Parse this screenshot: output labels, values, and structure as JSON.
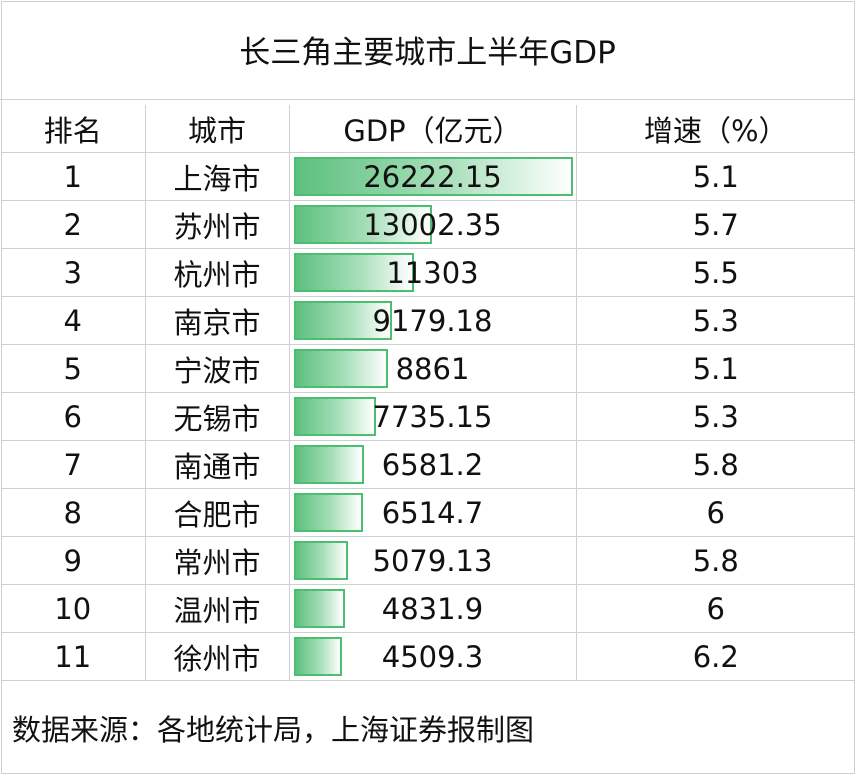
{
  "title": "长三角主要城市上半年GDP",
  "headers": [
    "排名",
    "城市",
    "GDP（亿元）",
    "增速（%）"
  ],
  "source": "数据来源：各地统计局，上海证券报制图",
  "colors": {
    "bar_fill": "#5dc07f",
    "bar_border": "#4dbd72",
    "grid": "#cfcfcf"
  },
  "chart_data": {
    "type": "table",
    "title": "长三角主要城市上半年GDP",
    "columns": [
      "排名",
      "城市",
      "GDP（亿元）",
      "增速（%）"
    ],
    "rows": [
      {
        "rank": "1",
        "city": "上海市",
        "gdp": "26222.15",
        "growth": "5.1",
        "gdp_value": 26222.15
      },
      {
        "rank": "2",
        "city": "苏州市",
        "gdp": "13002.35",
        "growth": "5.7",
        "gdp_value": 13002.35
      },
      {
        "rank": "3",
        "city": "杭州市",
        "gdp": "11303",
        "growth": "5.5",
        "gdp_value": 11303
      },
      {
        "rank": "4",
        "city": "南京市",
        "gdp": "9179.18",
        "growth": "5.3",
        "gdp_value": 9179.18
      },
      {
        "rank": "5",
        "city": "宁波市",
        "gdp": "8861",
        "growth": "5.1",
        "gdp_value": 8861
      },
      {
        "rank": "6",
        "city": "无锡市",
        "gdp": "7735.15",
        "growth": "5.3",
        "gdp_value": 7735.15
      },
      {
        "rank": "7",
        "city": "南通市",
        "gdp": "6581.2",
        "growth": "5.8",
        "gdp_value": 6581.2
      },
      {
        "rank": "8",
        "city": "合肥市",
        "gdp": "6514.7",
        "growth": "6",
        "gdp_value": 6514.7
      },
      {
        "rank": "9",
        "city": "常州市",
        "gdp": "5079.13",
        "growth": "5.8",
        "gdp_value": 5079.13
      },
      {
        "rank": "10",
        "city": "温州市",
        "gdp": "4831.9",
        "growth": "6",
        "gdp_value": 4831.9
      },
      {
        "rank": "11",
        "city": "徐州市",
        "gdp": "4509.3",
        "growth": "6.2",
        "gdp_value": 4509.3
      }
    ]
  }
}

***

Aim of the task – The pictures should not be reproduced; quote all of the other material exactly.

The solution –
Parse this screenshot: output labels, values, and structure as JSON.
{
  "title": "长三角主要城市上半年GDP",
  "headers": [
    "排名",
    "城市",
    "GDP（亿元）",
    "增速（%）"
  ],
  "source": "数据来源：各地统计局，上海证券报制图",
  "colors": {
    "bar_fill": "#5dc07f",
    "bar_border": "#4dbd72",
    "grid": "#cfcfcf"
  },
  "chart_data": {
    "type": "table",
    "title": "长三角主要城市上半年GDP",
    "columns": [
      "排名",
      "城市",
      "GDP（亿元）",
      "增速（%）"
    ],
    "rows": [
      {
        "rank": "1",
        "city": "上海市",
        "gdp": "26222.15",
        "growth": "5.1",
        "gdp_value": 26222.15
      },
      {
        "rank": "2",
        "city": "苏州市",
        "gdp": "13002.35",
        "growth": "5.7",
        "gdp_value": 13002.35
      },
      {
        "rank": "3",
        "city": "杭州市",
        "gdp": "11303",
        "growth": "5.5",
        "gdp_value": 11303
      },
      {
        "rank": "4",
        "city": "南京市",
        "gdp": "9179.18",
        "growth": "5.3",
        "gdp_value": 9179.18
      },
      {
        "rank": "5",
        "city": "宁波市",
        "gdp": "8861",
        "growth": "5.1",
        "gdp_value": 8861
      },
      {
        "rank": "6",
        "city": "无锡市",
        "gdp": "7735.15",
        "growth": "5.3",
        "gdp_value": 7735.15
      },
      {
        "rank": "7",
        "city": "南通市",
        "gdp": "6581.2",
        "growth": "5.8",
        "gdp_value": 6581.2
      },
      {
        "rank": "8",
        "city": "合肥市",
        "gdp": "6514.7",
        "growth": "6",
        "gdp_value": 6514.7
      },
      {
        "rank": "9",
        "city": "常州市",
        "gdp": "5079.13",
        "growth": "5.8",
        "gdp_value": 5079.13
      },
      {
        "rank": "10",
        "city": "温州市",
        "gdp": "4831.9",
        "growth": "6",
        "gdp_value": 4831.9
      },
      {
        "rank": "11",
        "city": "徐州市",
        "gdp": "4509.3",
        "growth": "6.2",
        "gdp_value": 4509.3
      }
    ]
  }
}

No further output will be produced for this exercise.